## Start INFORMATION SHOWN
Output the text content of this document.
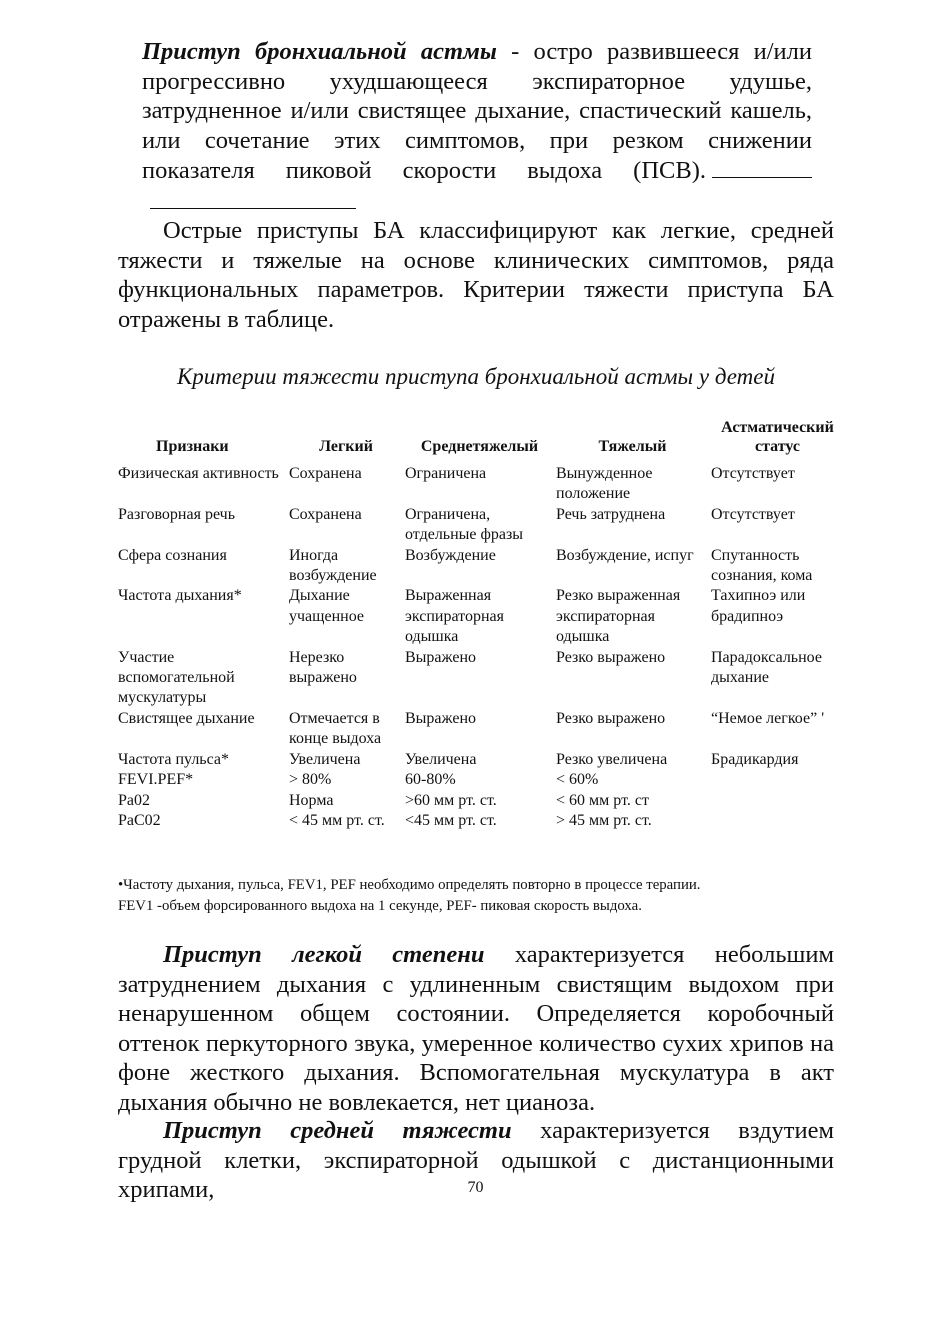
Приступ бронхиальной астмы - остро развившееся и/или прогрессивно ухудшающееся экспираторное удушье, затрудненное и/или свистящее дыхание, спастический кашель, или сочетание этих симптомов, при резком снижении показателя пиковой скорости выдоха (ПСВ).

Острые приступы БА классифицируют как легкие, средней тяжести и тяжелые на основе клинических симптомов, ряда функциональных параметров. Критерии тяжести приступа БА отражены в таблице.

Критерии тяжести приступа бронхиальной астмы у детей

Признаки	Легкий	Среднетяжелый	Тяжелый	Астматический статус
Физическая активность	Сохранена	Ограничена	Вынужденное положение	Отсутствует
Разговорная речь	Сохранена	Ограничена, отдельные фразы	Речь затруднена	Отсутствует
Сфера сознания	Иногда возбуждение	Возбуждение	Возбуждение, испуг	Спутанность сознания, кома
Частота дыхания*	Дыхание учащенное	Выраженная экспираторная одышка	Резко выраженная экспираторная одышка	Тахипноэ или брадипноэ
Участие вспомогательной мускулатуры	Нерезко выражено	Выражено	Резко выражено	Парадоксальное дыхание
Свистящее дыхание	Отмечается в конце выдоха	Выражено	Резко выражено	“Немое легкое” '
Частота пульса*	Увеличена	Увеличена	Резко увеличена	Брадикардия
FEVI.PEF*	> 80%	60-80%	< 60%	
Pa02	Норма	>60 мм рт. ст.	< 60 мм рт. ст	
PaC02	< 45 мм рт. ст.	<45 мм рт. ст.	> 45 мм рт. ст.	
•Частоту дыхания, пульса, FEV1, PEF необходимо определять повторно в процессе терапии.
FEV1 -объем форсированного выдоха на 1 секунде, PEF- пиковая скорость выдоха.

Приступ легкой степени характеризуется небольшим затруднением дыхания с удлиненным свистящим выдохом при ненарушенном общем состоянии. Определяется коробочный оттенок перкуторного звука, умеренное количество сухих хрипов на фоне жесткого дыхания. Вспомогательная мускулатура в акт дыхания обычно не вовлекается, нет цианоза.

Приступ средней тяжести характеризуется вздутием грудной клетки, экспираторной одышкой с дистанционными хрипами,	70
## End INFORMATION SHOWN
- AIM: Pick out lines containing the word "тяжести", each one as written.

- IN RESPONSE:
Острые приступы БА классифицируют как легкие, средней тяжести и тяжелые на основе клинических симптомов, ряда функциональных параметров. Критерии тяжести приступа БА отражены в таблице.
Критерии тяжести приступа бронхиальной астмы у детей
Приступ средней тяжести характеризуется вздутием грудной клетки, экспираторной одышкой с дистанционными хрипами,	70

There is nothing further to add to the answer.